* start *

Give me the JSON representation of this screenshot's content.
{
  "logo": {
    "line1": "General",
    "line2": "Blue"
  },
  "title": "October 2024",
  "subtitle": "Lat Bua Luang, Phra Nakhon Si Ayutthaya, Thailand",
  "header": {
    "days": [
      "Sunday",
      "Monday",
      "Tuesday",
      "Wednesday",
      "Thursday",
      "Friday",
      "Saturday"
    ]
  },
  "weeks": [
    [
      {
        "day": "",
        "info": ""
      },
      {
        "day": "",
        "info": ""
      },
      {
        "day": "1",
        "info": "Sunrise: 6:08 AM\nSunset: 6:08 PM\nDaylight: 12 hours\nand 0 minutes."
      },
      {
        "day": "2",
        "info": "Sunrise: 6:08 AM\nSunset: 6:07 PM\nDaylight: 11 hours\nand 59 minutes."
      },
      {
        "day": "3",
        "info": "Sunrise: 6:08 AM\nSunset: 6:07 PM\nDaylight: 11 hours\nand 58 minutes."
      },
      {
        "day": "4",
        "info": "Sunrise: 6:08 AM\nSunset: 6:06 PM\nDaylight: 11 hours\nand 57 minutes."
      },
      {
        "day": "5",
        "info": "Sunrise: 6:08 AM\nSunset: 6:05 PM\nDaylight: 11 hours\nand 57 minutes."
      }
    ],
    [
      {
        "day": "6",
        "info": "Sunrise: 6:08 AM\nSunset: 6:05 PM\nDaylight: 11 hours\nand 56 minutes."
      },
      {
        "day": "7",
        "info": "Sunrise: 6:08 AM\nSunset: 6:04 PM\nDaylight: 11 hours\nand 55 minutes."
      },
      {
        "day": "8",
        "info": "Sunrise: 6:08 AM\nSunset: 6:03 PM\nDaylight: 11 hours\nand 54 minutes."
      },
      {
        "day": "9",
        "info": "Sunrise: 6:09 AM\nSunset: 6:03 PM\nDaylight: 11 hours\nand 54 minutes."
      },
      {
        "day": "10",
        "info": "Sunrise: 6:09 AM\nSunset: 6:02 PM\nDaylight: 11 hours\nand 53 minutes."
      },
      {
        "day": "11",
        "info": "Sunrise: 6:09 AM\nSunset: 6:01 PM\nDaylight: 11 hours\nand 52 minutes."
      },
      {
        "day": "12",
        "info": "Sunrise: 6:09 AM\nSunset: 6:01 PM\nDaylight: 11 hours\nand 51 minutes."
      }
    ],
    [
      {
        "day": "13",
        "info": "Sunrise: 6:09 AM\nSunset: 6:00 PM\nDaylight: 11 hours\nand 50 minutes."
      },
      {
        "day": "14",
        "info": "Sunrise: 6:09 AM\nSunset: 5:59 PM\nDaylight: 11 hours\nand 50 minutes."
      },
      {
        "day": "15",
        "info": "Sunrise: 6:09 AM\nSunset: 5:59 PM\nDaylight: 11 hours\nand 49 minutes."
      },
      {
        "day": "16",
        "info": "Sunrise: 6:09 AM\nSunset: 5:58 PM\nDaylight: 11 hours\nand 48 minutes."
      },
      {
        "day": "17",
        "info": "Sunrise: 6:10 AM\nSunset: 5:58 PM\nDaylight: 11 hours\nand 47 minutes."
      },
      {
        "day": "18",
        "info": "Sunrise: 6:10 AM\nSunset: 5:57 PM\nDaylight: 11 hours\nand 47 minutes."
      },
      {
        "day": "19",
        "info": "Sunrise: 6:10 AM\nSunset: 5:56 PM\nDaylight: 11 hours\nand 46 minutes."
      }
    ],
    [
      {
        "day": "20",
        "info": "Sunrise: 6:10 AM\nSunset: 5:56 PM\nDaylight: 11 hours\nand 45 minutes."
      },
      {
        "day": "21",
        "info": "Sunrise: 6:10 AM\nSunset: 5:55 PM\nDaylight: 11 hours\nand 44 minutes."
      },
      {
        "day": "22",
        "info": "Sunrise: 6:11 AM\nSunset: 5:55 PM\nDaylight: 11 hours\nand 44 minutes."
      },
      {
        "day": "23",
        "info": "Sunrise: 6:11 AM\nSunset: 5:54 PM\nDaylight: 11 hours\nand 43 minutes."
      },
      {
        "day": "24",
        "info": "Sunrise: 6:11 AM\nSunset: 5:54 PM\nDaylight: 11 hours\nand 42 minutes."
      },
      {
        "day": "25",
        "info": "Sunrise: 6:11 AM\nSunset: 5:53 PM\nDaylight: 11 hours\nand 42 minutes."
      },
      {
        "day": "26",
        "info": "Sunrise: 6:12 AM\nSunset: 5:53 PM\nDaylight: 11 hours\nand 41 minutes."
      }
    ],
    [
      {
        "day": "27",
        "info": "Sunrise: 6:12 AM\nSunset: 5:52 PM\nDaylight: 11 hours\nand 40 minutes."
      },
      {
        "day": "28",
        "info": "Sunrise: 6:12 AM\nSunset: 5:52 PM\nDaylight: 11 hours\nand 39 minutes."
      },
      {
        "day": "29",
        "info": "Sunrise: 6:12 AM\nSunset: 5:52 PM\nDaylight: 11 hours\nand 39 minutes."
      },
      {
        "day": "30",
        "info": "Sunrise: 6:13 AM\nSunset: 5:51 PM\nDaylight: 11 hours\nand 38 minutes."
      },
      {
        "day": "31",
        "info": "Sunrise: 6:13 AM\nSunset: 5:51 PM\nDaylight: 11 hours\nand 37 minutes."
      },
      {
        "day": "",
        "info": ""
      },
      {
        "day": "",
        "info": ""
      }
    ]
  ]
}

* end *

Each line of the material above needs to be quoted exactly, please.

[Answer for the task]:
Give me the JSON representation of this screenshot's content.
{
  "logo": {
    "line1": "General",
    "line2": "Blue"
  },
  "title": "October 2024",
  "subtitle": "Lat Bua Luang, Phra Nakhon Si Ayutthaya, Thailand",
  "header": {
    "days": [
      "Sunday",
      "Monday",
      "Tuesday",
      "Wednesday",
      "Thursday",
      "Friday",
      "Saturday"
    ]
  },
  "weeks": [
    [
      {
        "day": "",
        "info": ""
      },
      {
        "day": "",
        "info": ""
      },
      {
        "day": "1",
        "info": "Sunrise: 6:08 AM\nSunset: 6:08 PM\nDaylight: 12 hours\nand 0 minutes."
      },
      {
        "day": "2",
        "info": "Sunrise: 6:08 AM\nSunset: 6:07 PM\nDaylight: 11 hours\nand 59 minutes."
      },
      {
        "day": "3",
        "info": "Sunrise: 6:08 AM\nSunset: 6:07 PM\nDaylight: 11 hours\nand 58 minutes."
      },
      {
        "day": "4",
        "info": "Sunrise: 6:08 AM\nSunset: 6:06 PM\nDaylight: 11 hours\nand 57 minutes."
      },
      {
        "day": "5",
        "info": "Sunrise: 6:08 AM\nSunset: 6:05 PM\nDaylight: 11 hours\nand 57 minutes."
      }
    ],
    [
      {
        "day": "6",
        "info": "Sunrise: 6:08 AM\nSunset: 6:05 PM\nDaylight: 11 hours\nand 56 minutes."
      },
      {
        "day": "7",
        "info": "Sunrise: 6:08 AM\nSunset: 6:04 PM\nDaylight: 11 hours\nand 55 minutes."
      },
      {
        "day": "8",
        "info": "Sunrise: 6:08 AM\nSunset: 6:03 PM\nDaylight: 11 hours\nand 54 minutes."
      },
      {
        "day": "9",
        "info": "Sunrise: 6:09 AM\nSunset: 6:03 PM\nDaylight: 11 hours\nand 54 minutes."
      },
      {
        "day": "10",
        "info": "Sunrise: 6:09 AM\nSunset: 6:02 PM\nDaylight: 11 hours\nand 53 minutes."
      },
      {
        "day": "11",
        "info": "Sunrise: 6:09 AM\nSunset: 6:01 PM\nDaylight: 11 hours\nand 52 minutes."
      },
      {
        "day": "12",
        "info": "Sunrise: 6:09 AM\nSunset: 6:01 PM\nDaylight: 11 hours\nand 51 minutes."
      }
    ],
    [
      {
        "day": "13",
        "info": "Sunrise: 6:09 AM\nSunset: 6:00 PM\nDaylight: 11 hours\nand 50 minutes."
      },
      {
        "day": "14",
        "info": "Sunrise: 6:09 AM\nSunset: 5:59 PM\nDaylight: 11 hours\nand 50 minutes."
      },
      {
        "day": "15",
        "info": "Sunrise: 6:09 AM\nSunset: 5:59 PM\nDaylight: 11 hours\nand 49 minutes."
      },
      {
        "day": "16",
        "info": "Sunrise: 6:09 AM\nSunset: 5:58 PM\nDaylight: 11 hours\nand 48 minutes."
      },
      {
        "day": "17",
        "info": "Sunrise: 6:10 AM\nSunset: 5:58 PM\nDaylight: 11 hours\nand 47 minutes."
      },
      {
        "day": "18",
        "info": "Sunrise: 6:10 AM\nSunset: 5:57 PM\nDaylight: 11 hours\nand 47 minutes."
      },
      {
        "day": "19",
        "info": "Sunrise: 6:10 AM\nSunset: 5:56 PM\nDaylight: 11 hours\nand 46 minutes."
      }
    ],
    [
      {
        "day": "20",
        "info": "Sunrise: 6:10 AM\nSunset: 5:56 PM\nDaylight: 11 hours\nand 45 minutes."
      },
      {
        "day": "21",
        "info": "Sunrise: 6:10 AM\nSunset: 5:55 PM\nDaylight: 11 hours\nand 44 minutes."
      },
      {
        "day": "22",
        "info": "Sunrise: 6:11 AM\nSunset: 5:55 PM\nDaylight: 11 hours\nand 44 minutes."
      },
      {
        "day": "23",
        "info": "Sunrise: 6:11 AM\nSunset: 5:54 PM\nDaylight: 11 hours\nand 43 minutes."
      },
      {
        "day": "24",
        "info": "Sunrise: 6:11 AM\nSunset: 5:54 PM\nDaylight: 11 hours\nand 42 minutes."
      },
      {
        "day": "25",
        "info": "Sunrise: 6:11 AM\nSunset: 5:53 PM\nDaylight: 11 hours\nand 42 minutes."
      },
      {
        "day": "26",
        "info": "Sunrise: 6:12 AM\nSunset: 5:53 PM\nDaylight: 11 hours\nand 41 minutes."
      }
    ],
    [
      {
        "day": "27",
        "info": "Sunrise: 6:12 AM\nSunset: 5:52 PM\nDaylight: 11 hours\nand 40 minutes."
      },
      {
        "day": "28",
        "info": "Sunrise: 6:12 AM\nSunset: 5:52 PM\nDaylight: 11 hours\nand 39 minutes."
      },
      {
        "day": "29",
        "info": "Sunrise: 6:12 AM\nSunset: 5:52 PM\nDaylight: 11 hours\nand 39 minutes."
      },
      {
        "day": "30",
        "info": "Sunrise: 6:13 AM\nSunset: 5:51 PM\nDaylight: 11 hours\nand 38 minutes."
      },
      {
        "day": "31",
        "info": "Sunrise: 6:13 AM\nSunset: 5:51 PM\nDaylight: 11 hours\nand 37 minutes."
      },
      {
        "day": "",
        "info": ""
      },
      {
        "day": "",
        "info": ""
      }
    ]
  ]
}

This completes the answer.